## TASK OBJECTIVE
Show every line below where "cosα" can be found.

## INPUT ROWS

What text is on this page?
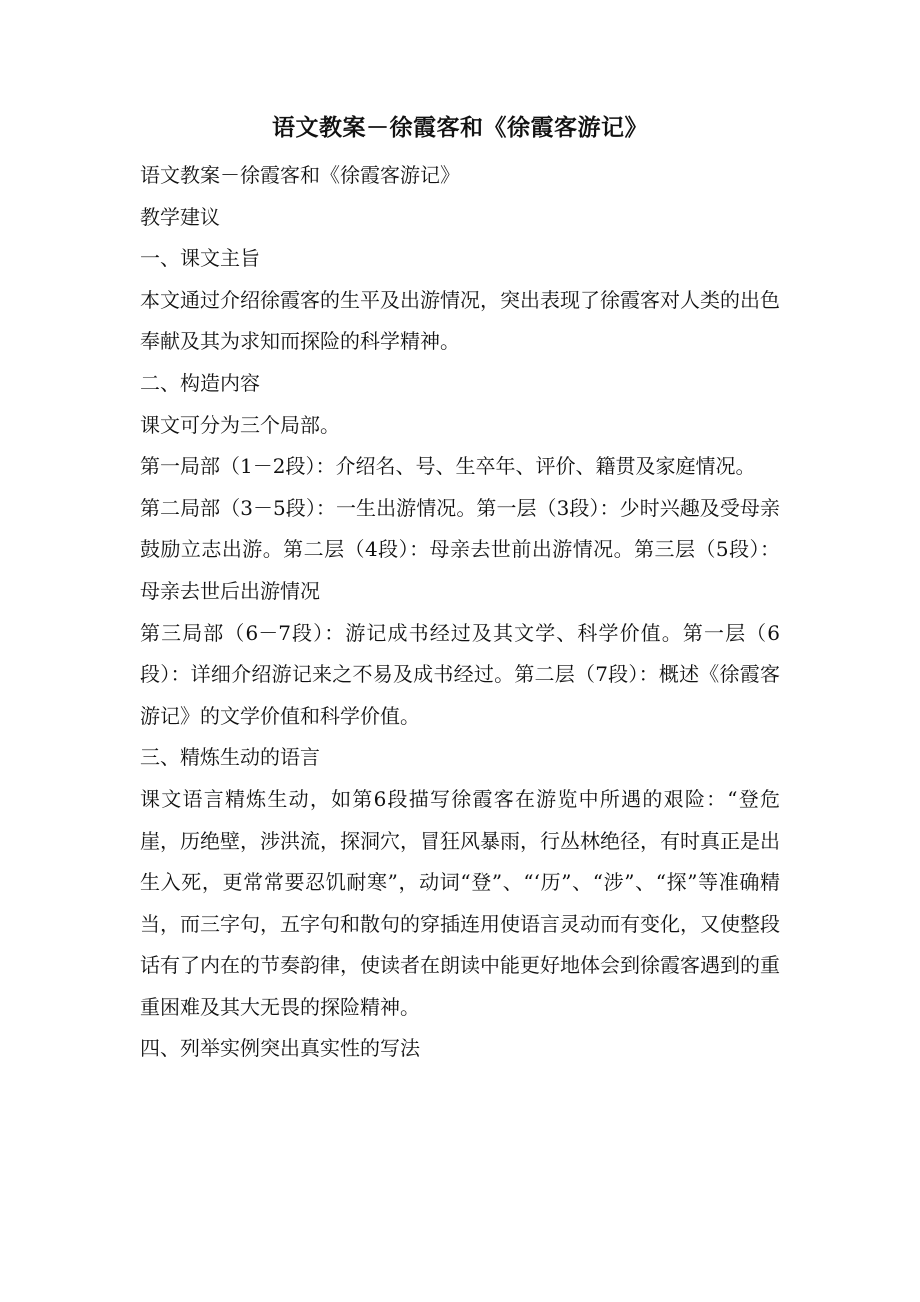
语文教案－徐霞客和《徐霞客游记》

语文教案－徐霞客和《徐霞客游记》

教学建议

一、课文主旨

本文通过介绍徐霞客的生平及出游情况，突出表现了徐霞客对人类的出色奉献及其为求知而探险的科学精神。

二、构造内容

课文可分为三个局部。

第一局部（1－2段）：介绍名、号、生卒年、评价、籍贯及家庭情况。

第二局部（3－5段）：一生出游情况。第一层（3段）：少时兴趣及受母亲鼓励立志出游。第二层（4段）：母亲去世前出游情况。第三层（5段）：母亲去世后出游情况

第三局部（6－7段）：游记成书经过及其文学、科学价值。第一层（6段）：详细介绍游记来之不易及成书经过。第二层（7段）：概述《徐霞客游记》的文学价值和科学价值。

三、精炼生动的语言

课文语言精炼生动，如第6段描写徐霞客在游览中所遇的艰险：“登危崖，历绝壁，涉洪流，探洞穴，冒狂风暴雨，行丛林绝径，有时真正是出生入死，更常常要忍饥耐寒”，动词“登”、“‘历”、“涉”、“探”等准确精当，而三字句，五字句和散句的穿插连用使语言灵动而有变化，又使整段话有了内在的节奏韵律，使读者在朗读中能更好地体会到徐霞客遇到的重重困难及其大无畏的探险精神。

四、列举实例突出真实性的写法
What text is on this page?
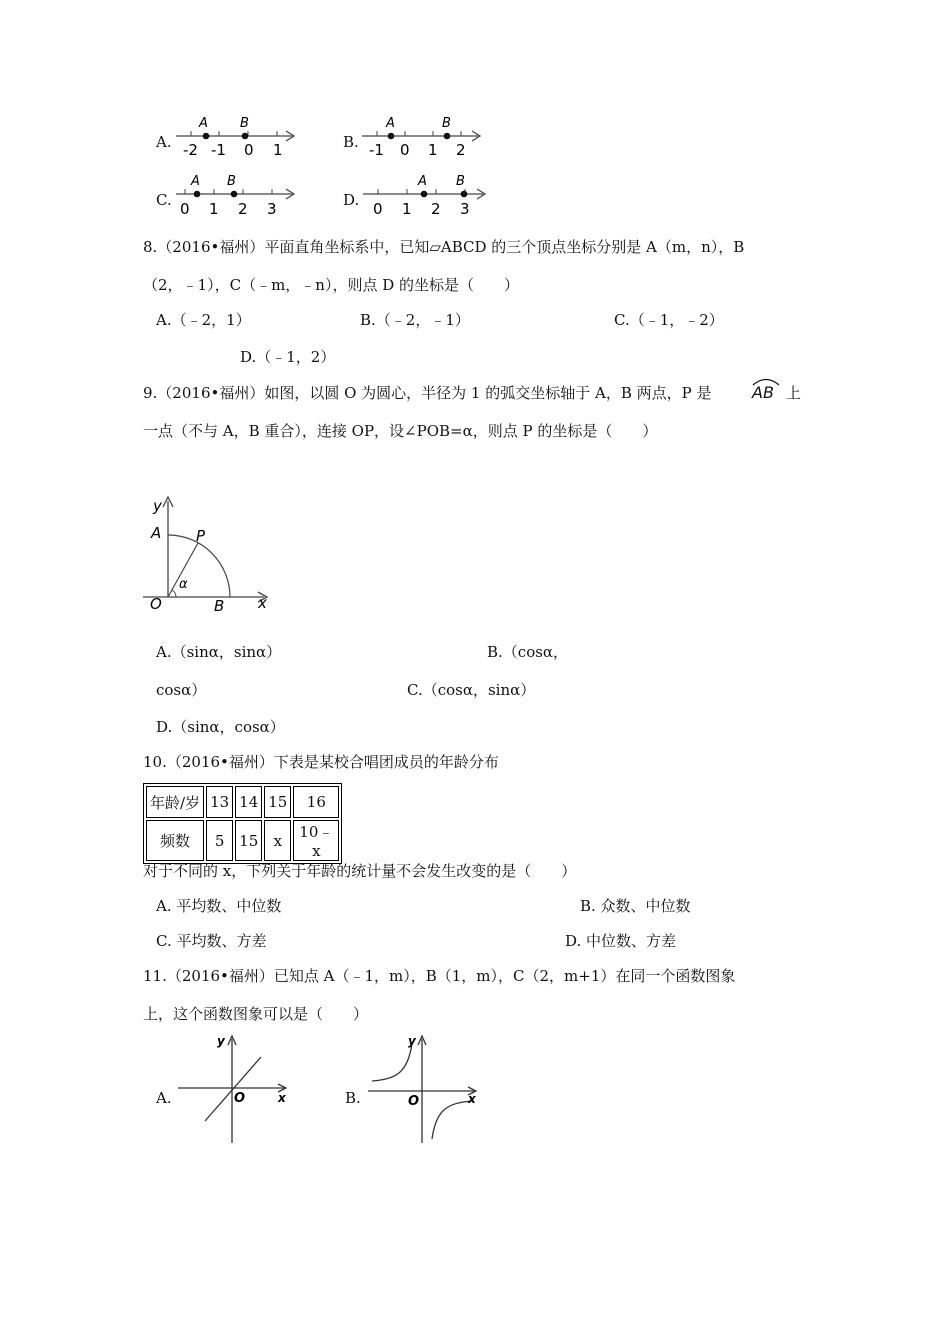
A.
A B
-2 -1 0 1	B.
A	B
-1 0 1 2
C.
A B
0 1 2 3	D.
A B
0 1 2 3
8.（2016•福州）平面直角坐标系中，已知▱ABCD 的三个顶点坐标分别是 A（m，n），B
（2，﹣1），C（﹣m，﹣n），则点 D 的坐标是（　　）
A.（﹣2，1）	B.（﹣2，﹣1）	C.（﹣1，﹣2）
D.（﹣1，2）
9.（2016•福州）如图，以圆 O 为圆心，半径为 1 的弧交坐标轴于 A，B 两点，P 是	AB 上
一点（不与 A，B 重合），连接 OP，设∠POB=α，则点 P 的坐标是（　　）
y
A P
α
O	B x
A.（sinα，sinα）	B.（cosα，
cosα）	C.（cosα，sinα）
D.（sinα，cosα）
10.（2016•福州）下表是某校合唱团成员的年龄分布
年龄/岁	13	14	15	16
频数	5	15	x	10﹣x
对于不同的 x，下列关于年龄的统计量不会发生改变的是（　　）
A. 平均数、中位数	B. 众数、中位数
C. 平均数、方差	D. 中位数、方差
11.（2016•福州）已知点 A（﹣1，m），B（1，m），C（2，m+1）在同一个函数图象
上，这个函数图象可以是（　　）
A.
y
O	x	B.
y
O	x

## ANSWER TO THIS PROBLEM
A.（sinα，sinα）	B.（cosα，
cosα）	C.（cosα，sinα）
D.（sinα，cosα）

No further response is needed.